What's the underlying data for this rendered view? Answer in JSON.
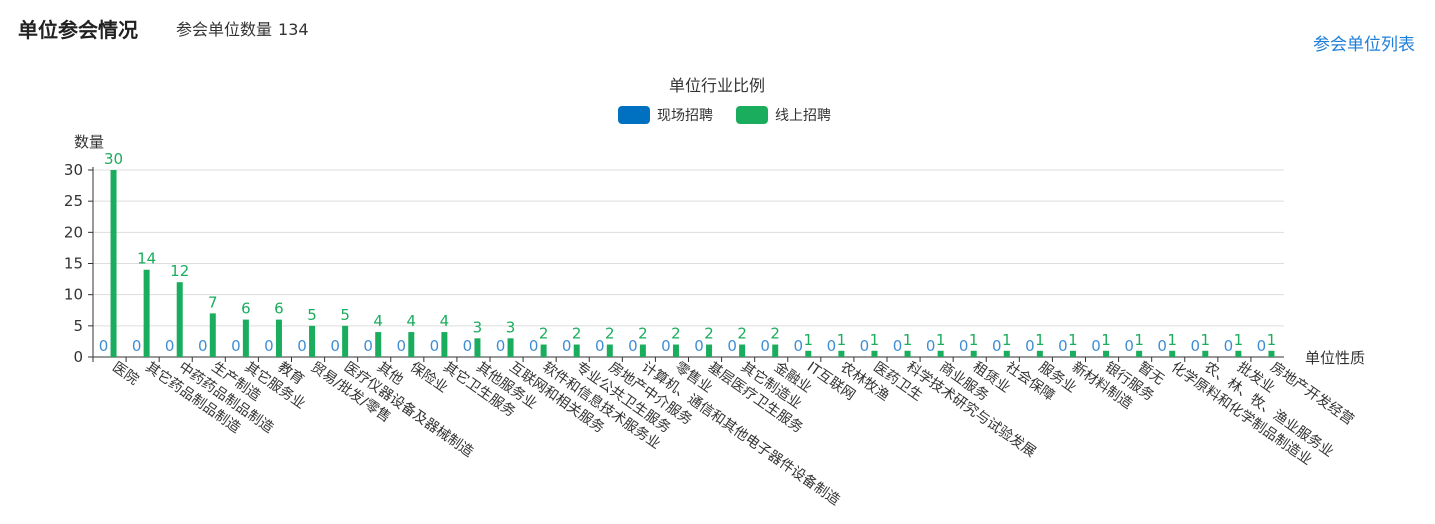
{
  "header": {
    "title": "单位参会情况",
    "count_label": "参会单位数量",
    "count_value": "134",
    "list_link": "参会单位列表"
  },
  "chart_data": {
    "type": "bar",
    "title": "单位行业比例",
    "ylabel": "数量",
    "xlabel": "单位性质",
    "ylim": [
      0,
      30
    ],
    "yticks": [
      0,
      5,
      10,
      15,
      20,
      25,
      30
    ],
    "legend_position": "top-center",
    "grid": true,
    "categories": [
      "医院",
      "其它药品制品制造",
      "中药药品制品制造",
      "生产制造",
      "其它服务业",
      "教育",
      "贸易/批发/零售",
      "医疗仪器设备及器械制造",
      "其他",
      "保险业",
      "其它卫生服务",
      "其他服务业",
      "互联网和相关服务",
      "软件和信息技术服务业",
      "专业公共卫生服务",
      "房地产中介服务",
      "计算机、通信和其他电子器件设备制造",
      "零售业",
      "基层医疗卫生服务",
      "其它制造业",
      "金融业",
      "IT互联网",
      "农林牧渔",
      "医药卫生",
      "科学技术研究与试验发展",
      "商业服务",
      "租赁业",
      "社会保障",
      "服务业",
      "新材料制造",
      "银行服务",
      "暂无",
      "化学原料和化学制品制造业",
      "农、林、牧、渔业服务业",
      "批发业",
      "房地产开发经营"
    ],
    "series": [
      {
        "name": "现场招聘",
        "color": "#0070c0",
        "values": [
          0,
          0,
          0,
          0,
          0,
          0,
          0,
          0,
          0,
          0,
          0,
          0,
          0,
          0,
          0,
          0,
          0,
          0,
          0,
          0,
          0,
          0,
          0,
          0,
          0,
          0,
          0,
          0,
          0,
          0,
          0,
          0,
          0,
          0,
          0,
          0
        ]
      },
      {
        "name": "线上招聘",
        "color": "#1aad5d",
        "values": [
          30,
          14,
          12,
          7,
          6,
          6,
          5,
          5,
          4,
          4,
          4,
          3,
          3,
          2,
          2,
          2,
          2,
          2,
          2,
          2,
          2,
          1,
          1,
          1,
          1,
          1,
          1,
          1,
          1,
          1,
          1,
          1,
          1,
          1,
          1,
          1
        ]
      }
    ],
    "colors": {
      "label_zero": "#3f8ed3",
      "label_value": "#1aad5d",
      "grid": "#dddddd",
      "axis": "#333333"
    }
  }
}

**DESCRIPTION OF THE TASK**
All of the material above should be reproduced exactly, except the pictures.

**CORRECT ANSWER**
What's the underlying data for this rendered view? Answer in JSON.
{
  "header": {
    "title": "单位参会情况",
    "count_label": "参会单位数量",
    "count_value": "134",
    "list_link": "参会单位列表"
  },
  "chart_data": {
    "type": "bar",
    "title": "单位行业比例",
    "ylabel": "数量",
    "xlabel": "单位性质",
    "ylim": [
      0,
      30
    ],
    "yticks": [
      0,
      5,
      10,
      15,
      20,
      25,
      30
    ],
    "legend_position": "top-center",
    "grid": true,
    "categories": [
      "医院",
      "其它药品制品制造",
      "中药药品制品制造",
      "生产制造",
      "其它服务业",
      "教育",
      "贸易/批发/零售",
      "医疗仪器设备及器械制造",
      "其他",
      "保险业",
      "其它卫生服务",
      "其他服务业",
      "互联网和相关服务",
      "软件和信息技术服务业",
      "专业公共卫生服务",
      "房地产中介服务",
      "计算机、通信和其他电子器件设备制造",
      "零售业",
      "基层医疗卫生服务",
      "其它制造业",
      "金融业",
      "IT互联网",
      "农林牧渔",
      "医药卫生",
      "科学技术研究与试验发展",
      "商业服务",
      "租赁业",
      "社会保障",
      "服务业",
      "新材料制造",
      "银行服务",
      "暂无",
      "化学原料和化学制品制造业",
      "农、林、牧、渔业服务业",
      "批发业",
      "房地产开发经营"
    ],
    "series": [
      {
        "name": "现场招聘",
        "color": "#0070c0",
        "values": [
          0,
          0,
          0,
          0,
          0,
          0,
          0,
          0,
          0,
          0,
          0,
          0,
          0,
          0,
          0,
          0,
          0,
          0,
          0,
          0,
          0,
          0,
          0,
          0,
          0,
          0,
          0,
          0,
          0,
          0,
          0,
          0,
          0,
          0,
          0,
          0
        ]
      },
      {
        "name": "线上招聘",
        "color": "#1aad5d",
        "values": [
          30,
          14,
          12,
          7,
          6,
          6,
          5,
          5,
          4,
          4,
          4,
          3,
          3,
          2,
          2,
          2,
          2,
          2,
          2,
          2,
          2,
          1,
          1,
          1,
          1,
          1,
          1,
          1,
          1,
          1,
          1,
          1,
          1,
          1,
          1,
          1
        ]
      }
    ],
    "colors": {
      "label_zero": "#3f8ed3",
      "label_value": "#1aad5d",
      "grid": "#dddddd",
      "axis": "#333333"
    }
  }
}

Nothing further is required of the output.